**Data to process**:
#####
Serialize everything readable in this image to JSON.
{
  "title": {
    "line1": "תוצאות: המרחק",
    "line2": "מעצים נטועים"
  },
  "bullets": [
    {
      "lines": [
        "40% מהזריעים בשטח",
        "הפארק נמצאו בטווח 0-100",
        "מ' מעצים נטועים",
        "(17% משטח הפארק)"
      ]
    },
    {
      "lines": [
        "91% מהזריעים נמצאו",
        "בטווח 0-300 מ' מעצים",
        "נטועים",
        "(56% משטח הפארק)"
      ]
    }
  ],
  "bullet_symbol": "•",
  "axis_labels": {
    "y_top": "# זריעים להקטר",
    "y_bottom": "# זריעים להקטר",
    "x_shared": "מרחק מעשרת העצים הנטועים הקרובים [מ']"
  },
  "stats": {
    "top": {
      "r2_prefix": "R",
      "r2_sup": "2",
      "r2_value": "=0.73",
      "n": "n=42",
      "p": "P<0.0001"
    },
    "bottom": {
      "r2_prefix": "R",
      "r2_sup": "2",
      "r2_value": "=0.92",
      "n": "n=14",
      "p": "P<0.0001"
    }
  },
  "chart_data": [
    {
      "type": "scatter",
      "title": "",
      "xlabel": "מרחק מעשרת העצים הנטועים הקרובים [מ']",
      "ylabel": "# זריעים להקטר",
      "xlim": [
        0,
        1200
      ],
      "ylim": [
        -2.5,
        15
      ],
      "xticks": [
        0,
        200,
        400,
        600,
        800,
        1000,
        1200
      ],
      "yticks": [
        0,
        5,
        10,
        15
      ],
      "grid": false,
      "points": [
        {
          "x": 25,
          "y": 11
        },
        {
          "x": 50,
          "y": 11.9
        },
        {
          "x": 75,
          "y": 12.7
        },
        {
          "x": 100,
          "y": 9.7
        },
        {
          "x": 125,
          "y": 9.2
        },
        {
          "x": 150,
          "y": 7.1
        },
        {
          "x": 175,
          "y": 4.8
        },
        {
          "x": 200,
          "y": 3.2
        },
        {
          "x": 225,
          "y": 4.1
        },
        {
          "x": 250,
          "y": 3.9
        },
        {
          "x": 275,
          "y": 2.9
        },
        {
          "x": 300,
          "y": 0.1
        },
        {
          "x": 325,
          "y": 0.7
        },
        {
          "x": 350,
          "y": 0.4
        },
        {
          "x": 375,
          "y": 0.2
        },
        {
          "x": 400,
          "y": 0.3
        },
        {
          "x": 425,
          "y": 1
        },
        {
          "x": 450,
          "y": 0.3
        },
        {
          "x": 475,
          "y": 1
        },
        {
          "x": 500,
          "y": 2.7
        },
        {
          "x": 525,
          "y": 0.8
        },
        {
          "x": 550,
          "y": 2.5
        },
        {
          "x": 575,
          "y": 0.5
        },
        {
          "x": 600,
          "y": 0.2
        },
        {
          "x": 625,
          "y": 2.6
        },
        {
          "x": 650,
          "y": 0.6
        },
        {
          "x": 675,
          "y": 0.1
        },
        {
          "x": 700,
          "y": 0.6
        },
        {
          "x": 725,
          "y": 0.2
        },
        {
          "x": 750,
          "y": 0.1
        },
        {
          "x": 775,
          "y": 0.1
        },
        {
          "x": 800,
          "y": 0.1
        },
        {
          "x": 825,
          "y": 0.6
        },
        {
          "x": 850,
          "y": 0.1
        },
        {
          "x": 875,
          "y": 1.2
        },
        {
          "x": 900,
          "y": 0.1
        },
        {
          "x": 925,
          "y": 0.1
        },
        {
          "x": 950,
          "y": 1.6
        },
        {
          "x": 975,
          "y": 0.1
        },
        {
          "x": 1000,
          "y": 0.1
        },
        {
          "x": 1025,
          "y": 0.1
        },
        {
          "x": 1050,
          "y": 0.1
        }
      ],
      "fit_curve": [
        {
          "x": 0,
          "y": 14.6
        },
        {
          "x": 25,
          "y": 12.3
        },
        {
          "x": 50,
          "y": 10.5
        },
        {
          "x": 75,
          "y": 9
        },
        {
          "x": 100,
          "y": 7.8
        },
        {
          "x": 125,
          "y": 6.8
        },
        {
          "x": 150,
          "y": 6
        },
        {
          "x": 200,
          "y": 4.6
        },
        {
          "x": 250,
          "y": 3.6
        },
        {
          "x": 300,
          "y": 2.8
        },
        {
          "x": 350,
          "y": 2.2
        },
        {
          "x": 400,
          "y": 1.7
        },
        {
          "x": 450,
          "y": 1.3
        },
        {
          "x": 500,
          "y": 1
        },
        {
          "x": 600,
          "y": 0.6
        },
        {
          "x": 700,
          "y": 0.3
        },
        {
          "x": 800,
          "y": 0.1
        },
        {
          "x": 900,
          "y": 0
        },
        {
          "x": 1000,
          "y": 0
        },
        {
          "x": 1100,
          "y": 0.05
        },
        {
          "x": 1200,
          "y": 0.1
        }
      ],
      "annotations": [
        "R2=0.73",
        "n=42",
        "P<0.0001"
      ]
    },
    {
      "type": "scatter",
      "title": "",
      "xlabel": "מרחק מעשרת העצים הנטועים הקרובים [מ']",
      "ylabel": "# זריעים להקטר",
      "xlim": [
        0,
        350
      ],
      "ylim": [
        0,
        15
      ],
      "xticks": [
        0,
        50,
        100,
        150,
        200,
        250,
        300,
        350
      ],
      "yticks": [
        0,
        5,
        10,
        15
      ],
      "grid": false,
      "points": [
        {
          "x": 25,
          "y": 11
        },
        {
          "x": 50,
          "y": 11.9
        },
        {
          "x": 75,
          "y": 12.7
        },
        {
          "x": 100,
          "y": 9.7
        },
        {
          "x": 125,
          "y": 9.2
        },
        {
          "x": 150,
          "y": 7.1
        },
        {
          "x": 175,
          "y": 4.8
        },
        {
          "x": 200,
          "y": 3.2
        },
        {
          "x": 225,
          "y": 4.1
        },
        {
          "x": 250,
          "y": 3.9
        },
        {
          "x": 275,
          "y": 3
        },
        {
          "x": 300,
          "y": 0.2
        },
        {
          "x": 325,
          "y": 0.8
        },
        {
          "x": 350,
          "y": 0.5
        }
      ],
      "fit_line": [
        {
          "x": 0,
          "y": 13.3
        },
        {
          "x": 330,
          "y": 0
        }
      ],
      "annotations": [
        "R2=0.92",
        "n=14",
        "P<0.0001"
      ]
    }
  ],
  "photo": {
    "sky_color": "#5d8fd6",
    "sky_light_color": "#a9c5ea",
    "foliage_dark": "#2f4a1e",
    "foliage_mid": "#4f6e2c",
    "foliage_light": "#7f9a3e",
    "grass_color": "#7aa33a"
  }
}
#####
**Task goal**: Reproduce every entry shown above, precisely as it stands.

**Solution to the exercise**:
Serialize everything readable in this image to JSON.
{
  "title": {
    "line1": "תוצאות: המרחק",
    "line2": "מעצים נטועים"
  },
  "bullets": [
    {
      "lines": [
        "40% מהזריעים בשטח",
        "הפארק נמצאו בטווח 0-100",
        "מ' מעצים נטועים",
        "(17% משטח הפארק)"
      ]
    },
    {
      "lines": [
        "91% מהזריעים נמצאו",
        "בטווח 0-300 מ' מעצים",
        "נטועים",
        "(56% משטח הפארק)"
      ]
    }
  ],
  "bullet_symbol": "•",
  "axis_labels": {
    "y_top": "# זריעים להקטר",
    "y_bottom": "# זריעים להקטר",
    "x_shared": "מרחק מעשרת העצים הנטועים הקרובים [מ']"
  },
  "stats": {
    "top": {
      "r2_prefix": "R",
      "r2_sup": "2",
      "r2_value": "=0.73",
      "n": "n=42",
      "p": "P<0.0001"
    },
    "bottom": {
      "r2_prefix": "R",
      "r2_sup": "2",
      "r2_value": "=0.92",
      "n": "n=14",
      "p": "P<0.0001"
    }
  },
  "chart_data": [
    {
      "type": "scatter",
      "title": "",
      "xlabel": "מרחק מעשרת העצים הנטועים הקרובים [מ']",
      "ylabel": "# זריעים להקטר",
      "xlim": [
        0,
        1200
      ],
      "ylim": [
        -2.5,
        15
      ],
      "xticks": [
        0,
        200,
        400,
        600,
        800,
        1000,
        1200
      ],
      "yticks": [
        0,
        5,
        10,
        15
      ],
      "grid": false,
      "points": [
        {
          "x": 25,
          "y": 11
        },
        {
          "x": 50,
          "y": 11.9
        },
        {
          "x": 75,
          "y": 12.7
        },
        {
          "x": 100,
          "y": 9.7
        },
        {
          "x": 125,
          "y": 9.2
        },
        {
          "x": 150,
          "y": 7.1
        },
        {
          "x": 175,
          "y": 4.8
        },
        {
          "x": 200,
          "y": 3.2
        },
        {
          "x": 225,
          "y": 4.1
        },
        {
          "x": 250,
          "y": 3.9
        },
        {
          "x": 275,
          "y": 2.9
        },
        {
          "x": 300,
          "y": 0.1
        },
        {
          "x": 325,
          "y": 0.7
        },
        {
          "x": 350,
          "y": 0.4
        },
        {
          "x": 375,
          "y": 0.2
        },
        {
          "x": 400,
          "y": 0.3
        },
        {
          "x": 425,
          "y": 1
        },
        {
          "x": 450,
          "y": 0.3
        },
        {
          "x": 475,
          "y": 1
        },
        {
          "x": 500,
          "y": 2.7
        },
        {
          "x": 525,
          "y": 0.8
        },
        {
          "x": 550,
          "y": 2.5
        },
        {
          "x": 575,
          "y": 0.5
        },
        {
          "x": 600,
          "y": 0.2
        },
        {
          "x": 625,
          "y": 2.6
        },
        {
          "x": 650,
          "y": 0.6
        },
        {
          "x": 675,
          "y": 0.1
        },
        {
          "x": 700,
          "y": 0.6
        },
        {
          "x": 725,
          "y": 0.2
        },
        {
          "x": 750,
          "y": 0.1
        },
        {
          "x": 775,
          "y": 0.1
        },
        {
          "x": 800,
          "y": 0.1
        },
        {
          "x": 825,
          "y": 0.6
        },
        {
          "x": 850,
          "y": 0.1
        },
        {
          "x": 875,
          "y": 1.2
        },
        {
          "x": 900,
          "y": 0.1
        },
        {
          "x": 925,
          "y": 0.1
        },
        {
          "x": 950,
          "y": 1.6
        },
        {
          "x": 975,
          "y": 0.1
        },
        {
          "x": 1000,
          "y": 0.1
        },
        {
          "x": 1025,
          "y": 0.1
        },
        {
          "x": 1050,
          "y": 0.1
        }
      ],
      "fit_curve": [
        {
          "x": 0,
          "y": 14.6
        },
        {
          "x": 25,
          "y": 12.3
        },
        {
          "x": 50,
          "y": 10.5
        },
        {
          "x": 75,
          "y": 9
        },
        {
          "x": 100,
          "y": 7.8
        },
        {
          "x": 125,
          "y": 6.8
        },
        {
          "x": 150,
          "y": 6
        },
        {
          "x": 200,
          "y": 4.6
        },
        {
          "x": 250,
          "y": 3.6
        },
        {
          "x": 300,
          "y": 2.8
        },
        {
          "x": 350,
          "y": 2.2
        },
        {
          "x": 400,
          "y": 1.7
        },
        {
          "x": 450,
          "y": 1.3
        },
        {
          "x": 500,
          "y": 1
        },
        {
          "x": 600,
          "y": 0.6
        },
        {
          "x": 700,
          "y": 0.3
        },
        {
          "x": 800,
          "y": 0.1
        },
        {
          "x": 900,
          "y": 0
        },
        {
          "x": 1000,
          "y": 0
        },
        {
          "x": 1100,
          "y": 0.05
        },
        {
          "x": 1200,
          "y": 0.1
        }
      ],
      "annotations": [
        "R2=0.73",
        "n=42",
        "P<0.0001"
      ]
    },
    {
      "type": "scatter",
      "title": "",
      "xlabel": "מרחק מעשרת העצים הנטועים הקרובים [מ']",
      "ylabel": "# זריעים להקטר",
      "xlim": [
        0,
        350
      ],
      "ylim": [
        0,
        15
      ],
      "xticks": [
        0,
        50,
        100,
        150,
        200,
        250,
        300,
        350
      ],
      "yticks": [
        0,
        5,
        10,
        15
      ],
      "grid": false,
      "points": [
        {
          "x": 25,
          "y": 11
        },
        {
          "x": 50,
          "y": 11.9
        },
        {
          "x": 75,
          "y": 12.7
        },
        {
          "x": 100,
          "y": 9.7
        },
        {
          "x": 125,
          "y": 9.2
        },
        {
          "x": 150,
          "y": 7.1
        },
        {
          "x": 175,
          "y": 4.8
        },
        {
          "x": 200,
          "y": 3.2
        },
        {
          "x": 225,
          "y": 4.1
        },
        {
          "x": 250,
          "y": 3.9
        },
        {
          "x": 275,
          "y": 3
        },
        {
          "x": 300,
          "y": 0.2
        },
        {
          "x": 325,
          "y": 0.8
        },
        {
          "x": 350,
          "y": 0.5
        }
      ],
      "fit_line": [
        {
          "x": 0,
          "y": 13.3
        },
        {
          "x": 330,
          "y": 0
        }
      ],
      "annotations": [
        "R2=0.92",
        "n=14",
        "P<0.0001"
      ]
    }
  ],
  "photo": {
    "sky_color": "#5d8fd6",
    "sky_light_color": "#a9c5ea",
    "foliage_dark": "#2f4a1e",
    "foliage_mid": "#4f6e2c",
    "foliage_light": "#7f9a3e",
    "grass_color": "#7aa33a"
  }
}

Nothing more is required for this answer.